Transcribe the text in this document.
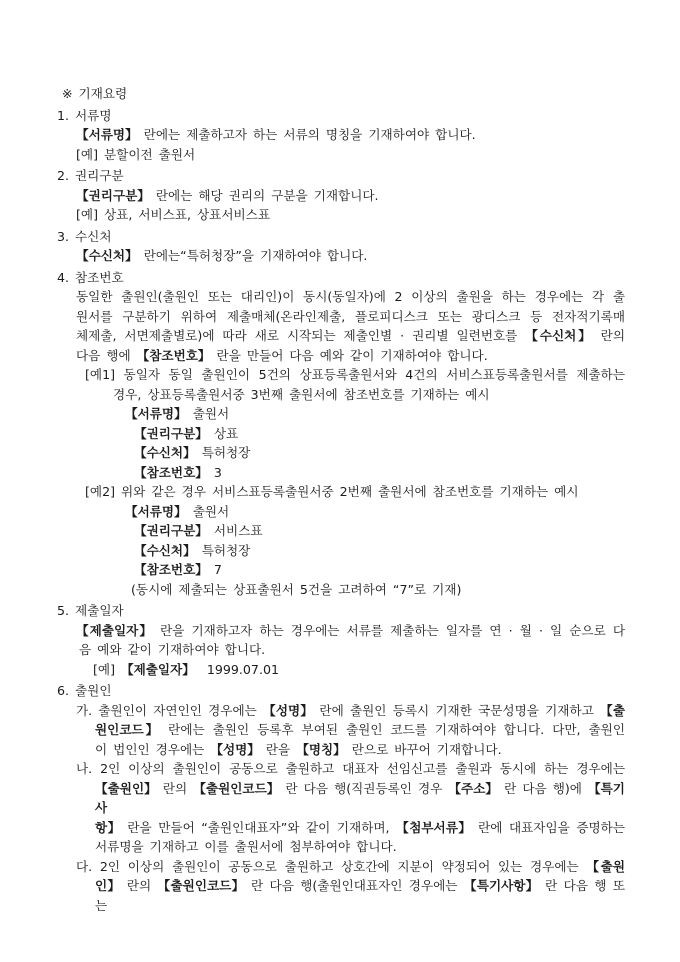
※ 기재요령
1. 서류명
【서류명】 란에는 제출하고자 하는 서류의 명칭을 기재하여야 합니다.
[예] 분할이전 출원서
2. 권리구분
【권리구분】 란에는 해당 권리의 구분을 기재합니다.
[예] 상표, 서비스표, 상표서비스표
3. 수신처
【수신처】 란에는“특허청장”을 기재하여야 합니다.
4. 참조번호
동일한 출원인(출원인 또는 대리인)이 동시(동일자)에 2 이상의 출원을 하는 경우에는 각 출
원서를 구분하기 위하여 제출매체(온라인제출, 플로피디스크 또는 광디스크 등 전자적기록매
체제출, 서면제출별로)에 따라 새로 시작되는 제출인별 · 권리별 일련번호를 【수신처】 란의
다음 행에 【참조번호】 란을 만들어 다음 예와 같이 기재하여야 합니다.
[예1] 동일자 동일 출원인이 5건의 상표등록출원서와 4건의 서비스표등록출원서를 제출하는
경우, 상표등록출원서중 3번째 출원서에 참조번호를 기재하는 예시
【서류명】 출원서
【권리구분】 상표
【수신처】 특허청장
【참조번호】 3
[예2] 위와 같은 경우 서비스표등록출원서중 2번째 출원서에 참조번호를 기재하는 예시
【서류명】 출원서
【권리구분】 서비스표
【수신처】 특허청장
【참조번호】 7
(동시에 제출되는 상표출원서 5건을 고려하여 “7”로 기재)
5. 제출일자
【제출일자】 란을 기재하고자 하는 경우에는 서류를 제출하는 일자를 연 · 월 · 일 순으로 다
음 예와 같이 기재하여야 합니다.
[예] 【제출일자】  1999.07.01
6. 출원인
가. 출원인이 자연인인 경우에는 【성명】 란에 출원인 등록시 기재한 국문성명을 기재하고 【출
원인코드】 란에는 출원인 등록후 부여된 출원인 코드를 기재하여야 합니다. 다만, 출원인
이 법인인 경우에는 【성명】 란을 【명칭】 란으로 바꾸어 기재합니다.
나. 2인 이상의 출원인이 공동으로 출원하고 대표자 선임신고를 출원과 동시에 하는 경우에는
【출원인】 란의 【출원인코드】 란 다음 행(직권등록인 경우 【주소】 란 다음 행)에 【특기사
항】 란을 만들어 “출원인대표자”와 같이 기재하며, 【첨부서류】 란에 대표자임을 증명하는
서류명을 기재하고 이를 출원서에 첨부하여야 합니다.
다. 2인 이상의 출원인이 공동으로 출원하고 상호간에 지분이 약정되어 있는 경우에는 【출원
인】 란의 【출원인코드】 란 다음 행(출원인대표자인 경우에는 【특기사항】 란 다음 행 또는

:::

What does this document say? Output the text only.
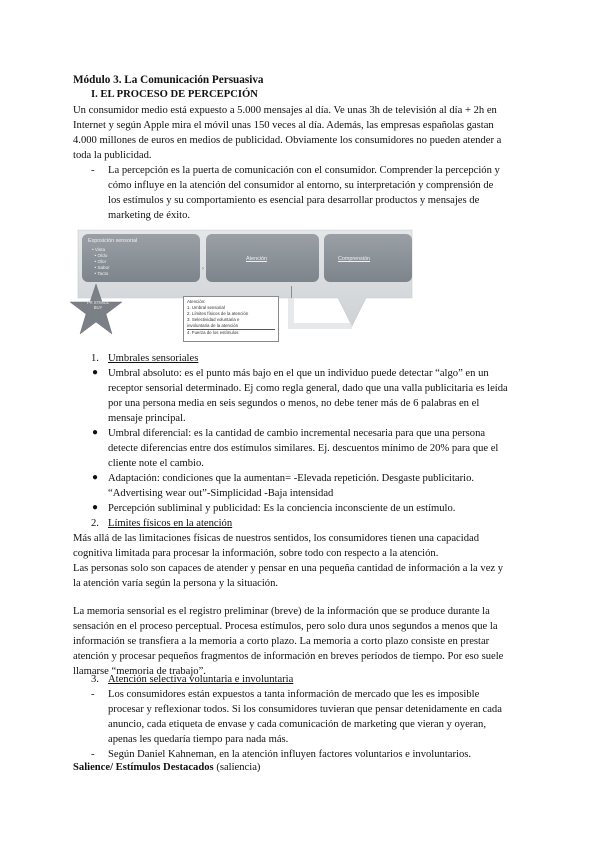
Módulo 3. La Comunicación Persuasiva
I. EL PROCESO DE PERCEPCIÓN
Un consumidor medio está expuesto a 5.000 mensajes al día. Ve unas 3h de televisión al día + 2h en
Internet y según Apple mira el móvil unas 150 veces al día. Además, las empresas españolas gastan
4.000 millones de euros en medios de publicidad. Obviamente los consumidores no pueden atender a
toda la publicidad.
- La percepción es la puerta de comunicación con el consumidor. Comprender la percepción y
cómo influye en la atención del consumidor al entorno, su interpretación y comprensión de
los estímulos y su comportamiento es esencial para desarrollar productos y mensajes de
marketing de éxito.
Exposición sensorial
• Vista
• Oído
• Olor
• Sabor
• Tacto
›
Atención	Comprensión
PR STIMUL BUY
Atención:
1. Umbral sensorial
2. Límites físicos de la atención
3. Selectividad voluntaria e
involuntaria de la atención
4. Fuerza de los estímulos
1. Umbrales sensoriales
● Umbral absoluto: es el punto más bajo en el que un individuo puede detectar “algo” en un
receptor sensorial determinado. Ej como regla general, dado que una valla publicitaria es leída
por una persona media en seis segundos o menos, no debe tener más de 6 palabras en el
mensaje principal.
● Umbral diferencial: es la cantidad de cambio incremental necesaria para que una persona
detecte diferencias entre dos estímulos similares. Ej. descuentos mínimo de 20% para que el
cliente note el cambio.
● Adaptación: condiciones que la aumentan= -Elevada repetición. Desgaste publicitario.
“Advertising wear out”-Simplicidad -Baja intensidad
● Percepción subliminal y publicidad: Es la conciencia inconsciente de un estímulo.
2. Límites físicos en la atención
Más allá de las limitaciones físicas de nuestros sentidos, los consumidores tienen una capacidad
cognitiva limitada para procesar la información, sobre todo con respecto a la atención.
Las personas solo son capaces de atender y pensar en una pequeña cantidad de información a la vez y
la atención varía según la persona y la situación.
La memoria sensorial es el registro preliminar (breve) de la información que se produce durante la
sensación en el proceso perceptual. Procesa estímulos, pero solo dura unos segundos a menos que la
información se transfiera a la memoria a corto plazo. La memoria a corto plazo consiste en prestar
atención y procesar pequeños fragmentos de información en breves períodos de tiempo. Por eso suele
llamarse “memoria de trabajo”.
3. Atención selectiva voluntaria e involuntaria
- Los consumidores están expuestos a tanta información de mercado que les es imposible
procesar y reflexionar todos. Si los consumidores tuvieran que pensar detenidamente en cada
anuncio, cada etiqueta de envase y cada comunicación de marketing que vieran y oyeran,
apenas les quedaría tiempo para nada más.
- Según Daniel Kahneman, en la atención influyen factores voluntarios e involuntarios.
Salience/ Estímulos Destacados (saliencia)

:::

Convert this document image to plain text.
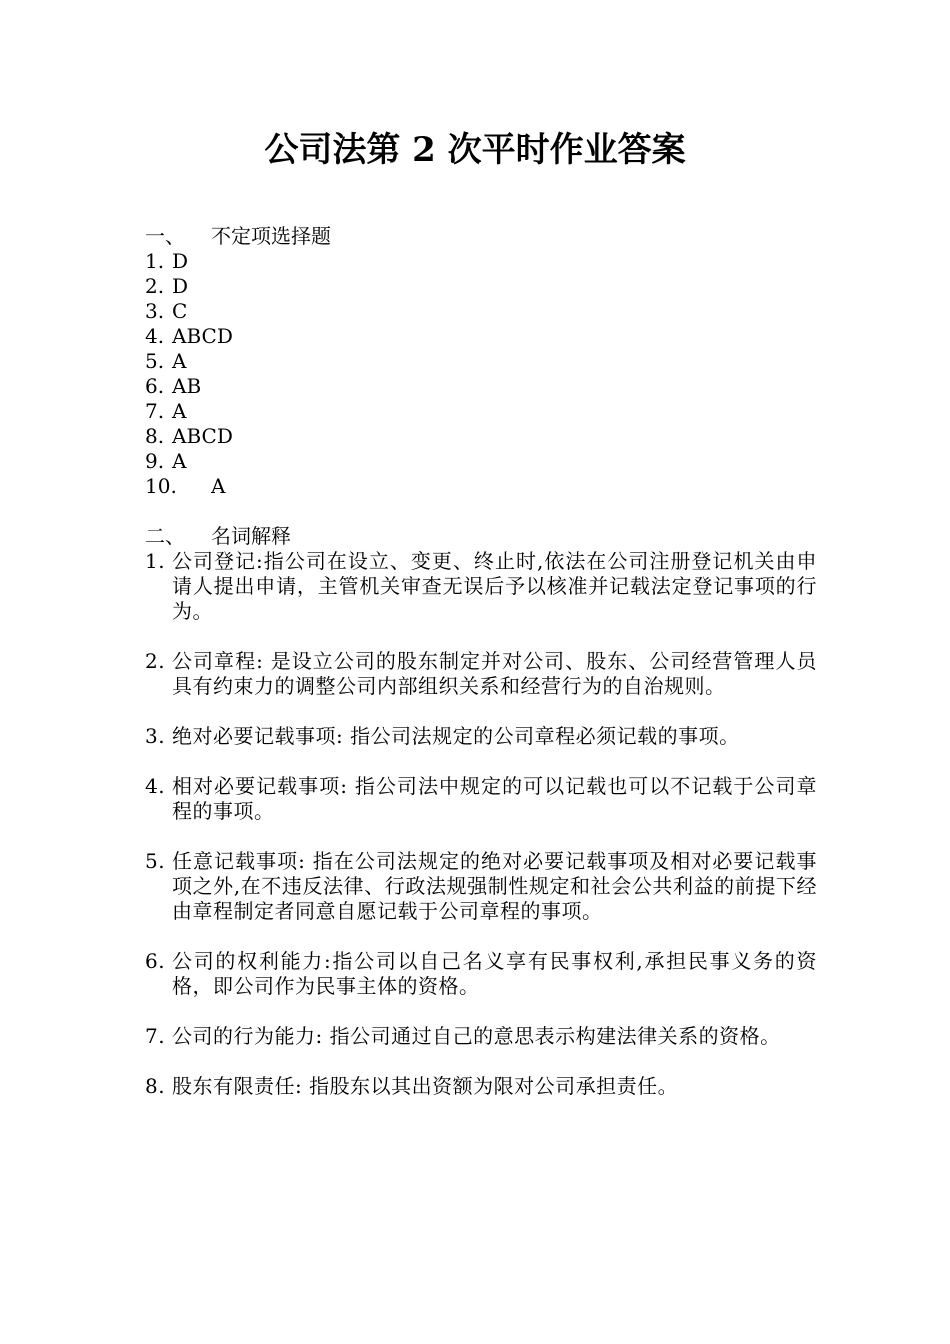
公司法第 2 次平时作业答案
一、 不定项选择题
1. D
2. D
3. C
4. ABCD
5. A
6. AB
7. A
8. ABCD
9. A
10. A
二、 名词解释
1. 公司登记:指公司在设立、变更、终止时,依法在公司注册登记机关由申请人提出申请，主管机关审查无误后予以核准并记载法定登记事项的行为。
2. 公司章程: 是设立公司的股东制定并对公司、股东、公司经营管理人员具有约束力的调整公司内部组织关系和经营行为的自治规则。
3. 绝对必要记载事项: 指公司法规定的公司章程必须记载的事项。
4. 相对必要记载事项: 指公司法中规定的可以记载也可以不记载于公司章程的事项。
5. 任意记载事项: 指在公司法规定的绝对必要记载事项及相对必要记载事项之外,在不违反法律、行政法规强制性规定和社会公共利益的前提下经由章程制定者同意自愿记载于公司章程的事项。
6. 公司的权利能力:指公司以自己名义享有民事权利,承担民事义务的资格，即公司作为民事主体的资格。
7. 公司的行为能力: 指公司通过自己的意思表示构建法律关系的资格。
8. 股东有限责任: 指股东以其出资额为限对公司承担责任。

:::

» **Task description**
Compute the number of lines above that contain the string "공동으로". Reply with that value only.

» **Result for this task**
2